■ Given task: Pull out each line of the data that includes the word "letter".

■ Dataset content:
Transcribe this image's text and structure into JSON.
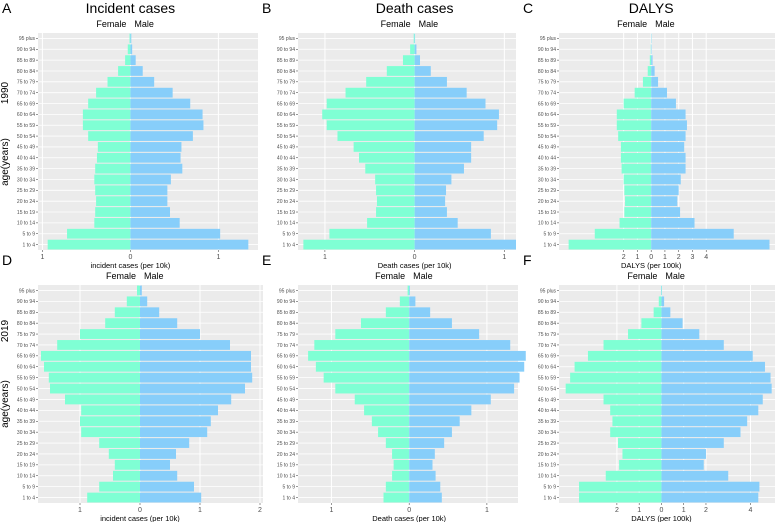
{
  "colors": {
    "female": "#7fffd4",
    "male": "#87cefa",
    "panel_bg": "#ebebeb",
    "grid": "#ffffff"
  },
  "row_labels": {
    "top": "1990",
    "bottom": "2019"
  },
  "y_axis_title": "age(years)",
  "sex_labels": {
    "female": "Female",
    "male": "Male"
  },
  "chart_data": [
    {
      "letter": "A",
      "title": "Incident cases",
      "type": "bar",
      "orientation": "horizontal-pyramid",
      "year": "1990",
      "xlabel": "incident cases (per 10k)",
      "xlim": [
        -1.05,
        1.45
      ],
      "xticks": [
        -1,
        0,
        1
      ],
      "xtick_labels": [
        "1",
        "0",
        "1"
      ],
      "categories": [
        "1 to 4",
        "5 to 9",
        "10 to 14",
        "15 to 19",
        "20 to 24",
        "25 to 29",
        "30 to 34",
        "35 to 39",
        "40 to 44",
        "45 to 49",
        "50 to 54",
        "55 to 59",
        "60 to 64",
        "65 to 69",
        "70 to 74",
        "75 to 79",
        "80 to 84",
        "85 to 89",
        "90 to 94",
        "95 plus"
      ],
      "series": [
        {
          "name": "Female",
          "values": [
            -0.94,
            -0.72,
            -0.41,
            -0.4,
            -0.39,
            -0.4,
            -0.41,
            -0.4,
            -0.38,
            -0.37,
            -0.48,
            -0.54,
            -0.54,
            -0.48,
            -0.39,
            -0.26,
            -0.14,
            -0.06,
            -0.03,
            -0.01
          ]
        },
        {
          "name": "Male",
          "values": [
            1.34,
            1.02,
            0.56,
            0.45,
            0.42,
            0.42,
            0.46,
            0.59,
            0.57,
            0.58,
            0.71,
            0.83,
            0.82,
            0.68,
            0.48,
            0.27,
            0.14,
            0.06,
            0.02,
            0.01
          ]
        }
      ]
    },
    {
      "letter": "B",
      "title": "Death cases",
      "type": "bar",
      "orientation": "horizontal-pyramid",
      "year": "1990",
      "xlabel": "Death cases (per 10k)",
      "xlim": [
        -1.3,
        1.13
      ],
      "xticks": [
        -1,
        0,
        1
      ],
      "xtick_labels": [
        "1",
        "0",
        "1"
      ],
      "categories": [
        "1 to 4",
        "5 to 9",
        "10 to 14",
        "15 to 19",
        "20 to 24",
        "25 to 29",
        "30 to 34",
        "35 to 39",
        "40 to 44",
        "45 to 49",
        "50 to 54",
        "55 to 59",
        "60 to 64",
        "65 to 69",
        "70 to 74",
        "75 to 79",
        "80 to 84",
        "85 to 89",
        "90 to 94",
        "95 plus"
      ],
      "series": [
        {
          "name": "Female",
          "values": [
            -1.24,
            -0.95,
            -0.53,
            -0.43,
            -0.42,
            -0.43,
            -0.44,
            -0.55,
            -0.62,
            -0.68,
            -0.86,
            -0.98,
            -1.03,
            -0.98,
            -0.77,
            -0.54,
            -0.31,
            -0.13,
            -0.05,
            -0.01
          ]
        },
        {
          "name": "Male",
          "values": [
            1.13,
            0.85,
            0.48,
            0.36,
            0.34,
            0.35,
            0.41,
            0.55,
            0.63,
            0.63,
            0.77,
            0.92,
            0.94,
            0.79,
            0.58,
            0.36,
            0.18,
            0.06,
            0.02,
            0.005
          ]
        }
      ]
    },
    {
      "letter": "C",
      "title": "DALYS",
      "type": "bar",
      "orientation": "horizontal-pyramid",
      "year": "1990",
      "xlabel": "DALYS (per 100k)",
      "xlim": [
        -6.7,
        9.0
      ],
      "xticks": [
        -2,
        -1,
        0,
        1,
        2,
        3,
        4
      ],
      "xtick_labels": [
        "2",
        "1",
        "0",
        "1",
        "2",
        "3",
        "4"
      ],
      "categories": [
        "1 to 4",
        "5 to 9",
        "10 to 14",
        "15 to 19",
        "20 to 24",
        "25 to 29",
        "30 to 34",
        "35 to 39",
        "40 to 44",
        "45 to 49",
        "50 to 54",
        "55 to 59",
        "60 to 64",
        "65 to 69",
        "70 to 74",
        "75 to 79",
        "80 to 84",
        "85 to 89",
        "90 to 94",
        "95 plus"
      ],
      "series": [
        {
          "name": "Female",
          "values": [
            -6.0,
            -4.1,
            -2.3,
            -1.95,
            -1.9,
            -1.95,
            -2.0,
            -2.15,
            -2.2,
            -2.2,
            -2.4,
            -2.5,
            -2.5,
            -2.0,
            -1.2,
            -0.6,
            -0.25,
            -0.1,
            -0.03,
            -0.01
          ]
        },
        {
          "name": "Male",
          "values": [
            8.6,
            6.0,
            3.15,
            2.1,
            1.9,
            2.0,
            2.15,
            2.5,
            2.5,
            2.4,
            2.5,
            2.6,
            2.5,
            1.8,
            1.15,
            0.5,
            0.25,
            0.1,
            0.03,
            0.01
          ]
        }
      ]
    },
    {
      "letter": "D",
      "title": "",
      "type": "bar",
      "orientation": "horizontal-pyramid",
      "year": "2019",
      "xlabel": "incident cases (per 10k)",
      "xlim": [
        -1.7,
        2.05
      ],
      "xticks": [
        -1,
        0,
        1,
        2
      ],
      "xtick_labels": [
        "1",
        "0",
        "1",
        "2"
      ],
      "categories": [
        "1 to 4",
        "5 to 9",
        "10 to 14",
        "15 to 19",
        "20 to 24",
        "25 to 29",
        "30 to 34",
        "35 to 39",
        "40 to 44",
        "45 to 49",
        "50 to 54",
        "55 to 59",
        "60 to 64",
        "65 to 69",
        "70 to 74",
        "75 to 79",
        "80 to 84",
        "85 to 89",
        "90 to 94",
        "95 plus"
      ],
      "series": [
        {
          "name": "Female",
          "values": [
            -0.88,
            -0.68,
            -0.45,
            -0.42,
            -0.52,
            -0.68,
            -0.98,
            -1.0,
            -0.98,
            -1.25,
            -1.5,
            -1.52,
            -1.6,
            -1.65,
            -1.38,
            -1.0,
            -0.58,
            -0.42,
            -0.22,
            -0.05
          ]
        },
        {
          "name": "Male",
          "values": [
            1.02,
            0.9,
            0.62,
            0.5,
            0.6,
            0.82,
            1.12,
            1.18,
            1.3,
            1.52,
            1.75,
            1.87,
            1.85,
            1.85,
            1.5,
            1.0,
            0.62,
            0.32,
            0.12,
            0.03
          ]
        }
      ]
    },
    {
      "letter": "E",
      "title": "",
      "type": "bar",
      "orientation": "horizontal-pyramid",
      "year": "2019",
      "xlabel": "Death cases (per 10k)",
      "xlim": [
        -1.43,
        1.4
      ],
      "xticks": [
        -1,
        0,
        1
      ],
      "xtick_labels": [
        "1",
        "0",
        "1"
      ],
      "categories": [
        "1 to 4",
        "5 to 9",
        "10 to 14",
        "15 to 19",
        "20 to 24",
        "25 to 29",
        "30 to 34",
        "35 to 39",
        "40 to 44",
        "45 to 49",
        "50 to 54",
        "55 to 59",
        "60 to 64",
        "65 to 69",
        "70 to 74",
        "75 to 79",
        "80 to 84",
        "85 to 89",
        "90 to 94",
        "95 plus"
      ],
      "series": [
        {
          "name": "Female",
          "values": [
            -0.33,
            -0.3,
            -0.22,
            -0.2,
            -0.22,
            -0.3,
            -0.4,
            -0.48,
            -0.58,
            -0.7,
            -0.95,
            -1.1,
            -1.2,
            -1.3,
            -1.22,
            -0.95,
            -0.62,
            -0.3,
            -0.12,
            -0.02
          ]
        },
        {
          "name": "Male",
          "values": [
            0.42,
            0.4,
            0.34,
            0.3,
            0.33,
            0.45,
            0.55,
            0.65,
            0.8,
            1.05,
            1.35,
            1.42,
            1.48,
            1.5,
            1.3,
            0.9,
            0.55,
            0.27,
            0.08,
            0.01
          ]
        }
      ]
    },
    {
      "letter": "F",
      "title": "",
      "type": "bar",
      "orientation": "horizontal-pyramid",
      "year": "2019",
      "xlabel": "DALYS (per 100k)",
      "xlim": [
        -4.6,
        5.1
      ],
      "xticks": [
        -2,
        -1,
        0,
        1,
        2,
        4
      ],
      "xtick_labels": [
        "2",
        "1",
        "0",
        "1",
        "2",
        "4"
      ],
      "categories": [
        "1 to 4",
        "5 to 9",
        "10 to 14",
        "15 to 19",
        "20 to 24",
        "25 to 29",
        "30 to 34",
        "35 to 39",
        "40 to 44",
        "45 to 49",
        "50 to 54",
        "55 to 59",
        "60 to 64",
        "65 to 69",
        "70 to 74",
        "75 to 79",
        "80 to 84",
        "85 to 89",
        "90 to 94",
        "95 plus"
      ],
      "series": [
        {
          "name": "Female",
          "values": [
            -3.7,
            -3.7,
            -2.5,
            -1.9,
            -1.75,
            -1.95,
            -2.3,
            -2.2,
            -2.3,
            -2.6,
            -4.3,
            -4.1,
            -3.9,
            -3.3,
            -2.6,
            -1.5,
            -0.9,
            -0.35,
            -0.12,
            -0.02
          ]
        },
        {
          "name": "Male",
          "values": [
            4.35,
            4.4,
            3.0,
            1.9,
            2.0,
            2.8,
            3.55,
            3.85,
            4.35,
            4.55,
            4.95,
            4.9,
            4.65,
            4.1,
            2.8,
            1.7,
            0.95,
            0.4,
            0.12,
            0.02
          ]
        }
      ]
    }
  ]
}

■ Completed exercise:
      "letter": "A",
      "letter": "B",
      "letter": "C",
      "letter": "D",
      "letter": "E",
      "letter": "F",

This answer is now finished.